Aim of the exercise =
Every entry that follows should be reproduced exactly.

Material provided =
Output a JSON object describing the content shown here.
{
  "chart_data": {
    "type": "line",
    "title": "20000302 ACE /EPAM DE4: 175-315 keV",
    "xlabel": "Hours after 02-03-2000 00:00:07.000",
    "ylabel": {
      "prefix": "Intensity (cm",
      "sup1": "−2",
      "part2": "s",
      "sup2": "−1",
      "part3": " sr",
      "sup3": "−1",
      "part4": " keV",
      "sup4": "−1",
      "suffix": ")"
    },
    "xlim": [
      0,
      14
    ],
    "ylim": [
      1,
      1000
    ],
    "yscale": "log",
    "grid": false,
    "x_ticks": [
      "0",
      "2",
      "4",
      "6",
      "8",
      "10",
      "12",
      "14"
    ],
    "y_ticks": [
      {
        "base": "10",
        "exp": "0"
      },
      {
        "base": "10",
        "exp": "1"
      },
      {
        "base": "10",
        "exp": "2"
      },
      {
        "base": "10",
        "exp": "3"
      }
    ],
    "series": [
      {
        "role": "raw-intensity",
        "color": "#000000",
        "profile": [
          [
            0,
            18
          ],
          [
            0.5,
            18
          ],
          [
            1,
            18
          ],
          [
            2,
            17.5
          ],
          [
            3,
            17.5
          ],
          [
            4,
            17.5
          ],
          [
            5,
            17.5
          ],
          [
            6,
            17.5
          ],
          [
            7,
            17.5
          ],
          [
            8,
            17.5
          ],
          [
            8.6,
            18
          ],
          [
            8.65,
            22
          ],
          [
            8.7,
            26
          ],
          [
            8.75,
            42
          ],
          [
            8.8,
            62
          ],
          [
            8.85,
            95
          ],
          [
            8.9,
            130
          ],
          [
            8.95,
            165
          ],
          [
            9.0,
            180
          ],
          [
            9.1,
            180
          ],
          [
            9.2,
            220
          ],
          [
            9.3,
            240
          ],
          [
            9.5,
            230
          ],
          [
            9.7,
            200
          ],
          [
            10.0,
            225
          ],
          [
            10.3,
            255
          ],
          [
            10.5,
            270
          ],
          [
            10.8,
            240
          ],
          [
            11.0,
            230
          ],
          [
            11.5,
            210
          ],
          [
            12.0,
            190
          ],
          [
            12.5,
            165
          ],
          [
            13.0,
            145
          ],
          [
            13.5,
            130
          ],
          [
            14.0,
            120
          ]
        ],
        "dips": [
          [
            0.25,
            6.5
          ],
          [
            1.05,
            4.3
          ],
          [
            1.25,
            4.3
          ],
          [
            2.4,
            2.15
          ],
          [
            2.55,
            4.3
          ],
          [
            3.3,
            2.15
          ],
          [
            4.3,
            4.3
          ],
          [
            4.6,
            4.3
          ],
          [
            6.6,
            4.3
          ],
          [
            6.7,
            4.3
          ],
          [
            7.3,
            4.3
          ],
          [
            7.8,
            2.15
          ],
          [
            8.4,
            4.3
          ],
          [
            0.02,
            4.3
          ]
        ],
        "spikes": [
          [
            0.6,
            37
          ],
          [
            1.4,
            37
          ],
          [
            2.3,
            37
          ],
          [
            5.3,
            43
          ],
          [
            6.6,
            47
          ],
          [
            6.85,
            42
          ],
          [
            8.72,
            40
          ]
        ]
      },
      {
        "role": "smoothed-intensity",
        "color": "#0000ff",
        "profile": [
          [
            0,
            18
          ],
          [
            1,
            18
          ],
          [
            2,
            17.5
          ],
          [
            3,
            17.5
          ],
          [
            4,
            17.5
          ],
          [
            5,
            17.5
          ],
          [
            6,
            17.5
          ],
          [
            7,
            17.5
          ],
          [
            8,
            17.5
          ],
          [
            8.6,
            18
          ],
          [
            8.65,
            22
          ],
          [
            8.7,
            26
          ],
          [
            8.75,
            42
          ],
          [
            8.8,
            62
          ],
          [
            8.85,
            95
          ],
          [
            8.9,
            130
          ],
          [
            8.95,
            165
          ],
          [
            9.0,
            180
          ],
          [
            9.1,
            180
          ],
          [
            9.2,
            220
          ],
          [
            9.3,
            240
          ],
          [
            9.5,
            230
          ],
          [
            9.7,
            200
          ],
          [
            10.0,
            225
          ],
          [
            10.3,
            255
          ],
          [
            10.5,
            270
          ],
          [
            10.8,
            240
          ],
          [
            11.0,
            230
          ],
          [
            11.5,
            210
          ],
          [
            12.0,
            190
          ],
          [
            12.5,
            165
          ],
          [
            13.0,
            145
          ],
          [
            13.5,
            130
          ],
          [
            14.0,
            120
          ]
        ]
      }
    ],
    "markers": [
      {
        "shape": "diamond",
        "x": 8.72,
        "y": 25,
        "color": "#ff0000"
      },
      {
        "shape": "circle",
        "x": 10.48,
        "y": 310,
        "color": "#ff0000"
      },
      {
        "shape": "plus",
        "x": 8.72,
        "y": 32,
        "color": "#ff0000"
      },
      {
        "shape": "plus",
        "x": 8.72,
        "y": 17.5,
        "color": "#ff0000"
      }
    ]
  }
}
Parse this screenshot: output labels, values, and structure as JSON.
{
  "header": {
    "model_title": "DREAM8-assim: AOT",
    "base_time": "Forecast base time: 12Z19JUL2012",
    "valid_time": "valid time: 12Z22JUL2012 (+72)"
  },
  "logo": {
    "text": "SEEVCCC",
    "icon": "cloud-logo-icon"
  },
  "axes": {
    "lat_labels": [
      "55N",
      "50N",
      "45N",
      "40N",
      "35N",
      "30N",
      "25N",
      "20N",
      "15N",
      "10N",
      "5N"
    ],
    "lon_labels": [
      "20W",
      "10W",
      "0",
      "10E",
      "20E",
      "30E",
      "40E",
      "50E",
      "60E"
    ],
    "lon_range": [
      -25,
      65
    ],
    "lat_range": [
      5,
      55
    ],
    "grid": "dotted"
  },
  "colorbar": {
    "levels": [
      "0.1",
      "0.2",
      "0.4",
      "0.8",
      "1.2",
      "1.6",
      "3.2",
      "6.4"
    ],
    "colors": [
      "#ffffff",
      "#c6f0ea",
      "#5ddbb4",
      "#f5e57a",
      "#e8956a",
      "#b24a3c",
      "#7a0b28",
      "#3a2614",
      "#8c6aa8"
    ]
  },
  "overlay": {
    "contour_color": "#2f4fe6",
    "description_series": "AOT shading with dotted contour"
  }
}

Task output =
Output a JSON object describing the content shown here.
{
  "chart_data": {
    "type": "line",
    "title": "20000302 ACE /EPAM DE4: 175-315 keV",
    "xlabel": "Hours after 02-03-2000 00:00:07.000",
    "ylabel": {
      "prefix": "Intensity (cm",
      "sup1": "−2",
      "part2": "s",
      "sup2": "−1",
      "part3": " sr",
      "sup3": "−1",
      "part4": " keV",
      "sup4": "−1",
      "suffix": ")"
    },
    "xlim": [
      0,
      14
    ],
    "ylim": [
      1,
      1000
    ],
    "yscale": "log",
    "grid": false,
    "x_ticks": [
      "0",
      "2",
      "4",
      "6",
      "8",
      "10",
      "12",
      "14"
    ],
    "y_ticks": [
      {
        "base": "10",
        "exp": "0"
      },
      {
        "base": "10",
        "exp": "1"
      },
      {
        "base": "10",
        "exp": "2"
      },
      {
        "base": "10",
        "exp": "3"
      }
    ],
    "series": [
      {
        "role": "raw-intensity",
        "color": "#000000",
        "profile": [
          [
            0,
            18
          ],
          [
            0.5,
            18
          ],
          [
            1,
            18
          ],
          [
            2,
            17.5
          ],
          [
            3,
            17.5
          ],
          [
            4,
            17.5
          ],
          [
            5,
            17.5
          ],
          [
            6,
            17.5
          ],
          [
            7,
            17.5
          ],
          [
            8,
            17.5
          ],
          [
            8.6,
            18
          ],
          [
            8.65,
            22
          ],
          [
            8.7,
            26
          ],
          [
            8.75,
            42
          ],
          [
            8.8,
            62
          ],
          [
            8.85,
            95
          ],
          [
            8.9,
            130
          ],
          [
            8.95,
            165
          ],
          [
            9.0,
            180
          ],
          [
            9.1,
            180
          ],
          [
            9.2,
            220
          ],
          [
            9.3,
            240
          ],
          [
            9.5,
            230
          ],
          [
            9.7,
            200
          ],
          [
            10.0,
            225
          ],
          [
            10.3,
            255
          ],
          [
            10.5,
            270
          ],
          [
            10.8,
            240
          ],
          [
            11.0,
            230
          ],
          [
            11.5,
            210
          ],
          [
            12.0,
            190
          ],
          [
            12.5,
            165
          ],
          [
            13.0,
            145
          ],
          [
            13.5,
            130
          ],
          [
            14.0,
            120
          ]
        ],
        "dips": [
          [
            0.25,
            6.5
          ],
          [
            1.05,
            4.3
          ],
          [
            1.25,
            4.3
          ],
          [
            2.4,
            2.15
          ],
          [
            2.55,
            4.3
          ],
          [
            3.3,
            2.15
          ],
          [
            4.3,
            4.3
          ],
          [
            4.6,
            4.3
          ],
          [
            6.6,
            4.3
          ],
          [
            6.7,
            4.3
          ],
          [
            7.3,
            4.3
          ],
          [
            7.8,
            2.15
          ],
          [
            8.4,
            4.3
          ],
          [
            0.02,
            4.3
          ]
        ],
        "spikes": [
          [
            0.6,
            37
          ],
          [
            1.4,
            37
          ],
          [
            2.3,
            37
          ],
          [
            5.3,
            43
          ],
          [
            6.6,
            47
          ],
          [
            6.85,
            42
          ],
          [
            8.72,
            40
          ]
        ]
      },
      {
        "role": "smoothed-intensity",
        "color": "#0000ff",
        "profile": [
          [
            0,
            18
          ],
          [
            1,
            18
          ],
          [
            2,
            17.5
          ],
          [
            3,
            17.5
          ],
          [
            4,
            17.5
          ],
          [
            5,
            17.5
          ],
          [
            6,
            17.5
          ],
          [
            7,
            17.5
          ],
          [
            8,
            17.5
          ],
          [
            8.6,
            18
          ],
          [
            8.65,
            22
          ],
          [
            8.7,
            26
          ],
          [
            8.75,
            42
          ],
          [
            8.8,
            62
          ],
          [
            8.85,
            95
          ],
          [
            8.9,
            130
          ],
          [
            8.95,
            165
          ],
          [
            9.0,
            180
          ],
          [
            9.1,
            180
          ],
          [
            9.2,
            220
          ],
          [
            9.3,
            240
          ],
          [
            9.5,
            230
          ],
          [
            9.7,
            200
          ],
          [
            10.0,
            225
          ],
          [
            10.3,
            255
          ],
          [
            10.5,
            270
          ],
          [
            10.8,
            240
          ],
          [
            11.0,
            230
          ],
          [
            11.5,
            210
          ],
          [
            12.0,
            190
          ],
          [
            12.5,
            165
          ],
          [
            13.0,
            145
          ],
          [
            13.5,
            130
          ],
          [
            14.0,
            120
          ]
        ]
      }
    ],
    "markers": [
      {
        "shape": "diamond",
        "x": 8.72,
        "y": 25,
        "color": "#ff0000"
      },
      {
        "shape": "circle",
        "x": 10.48,
        "y": 310,
        "color": "#ff0000"
      },
      {
        "shape": "plus",
        "x": 8.72,
        "y": 32,
        "color": "#ff0000"
      },
      {
        "shape": "plus",
        "x": 8.72,
        "y": 17.5,
        "color": "#ff0000"
      }
    ]
  }
}
Parse this screenshot: output labels, values, and structure as JSON.
{
  "header": {
    "model_title": "DREAM8-assim: AOT",
    "base_time": "Forecast base time: 12Z19JUL2012",
    "valid_time": "valid time: 12Z22JUL2012 (+72)"
  },
  "logo": {
    "text": "SEEVCCC",
    "icon": "cloud-logo-icon"
  },
  "axes": {
    "lat_labels": [
      "55N",
      "50N",
      "45N",
      "40N",
      "35N",
      "30N",
      "25N",
      "20N",
      "15N",
      "10N",
      "5N"
    ],
    "lon_labels": [
      "20W",
      "10W",
      "0",
      "10E",
      "20E",
      "30E",
      "40E",
      "50E",
      "60E"
    ],
    "lon_range": [
      -25,
      65
    ],
    "lat_range": [
      5,
      55
    ],
    "grid": "dotted"
  },
  "colorbar": {
    "levels": [
      "0.1",
      "0.2",
      "0.4",
      "0.8",
      "1.2",
      "1.6",
      "3.2",
      "6.4"
    ],
    "colors": [
      "#ffffff",
      "#c6f0ea",
      "#5ddbb4",
      "#f5e57a",
      "#e8956a",
      "#b24a3c",
      "#7a0b28",
      "#3a2614",
      "#8c6aa8"
    ]
  },
  "overlay": {
    "contour_color": "#2f4fe6",
    "description_series": "AOT shading with dotted contour"
  }
}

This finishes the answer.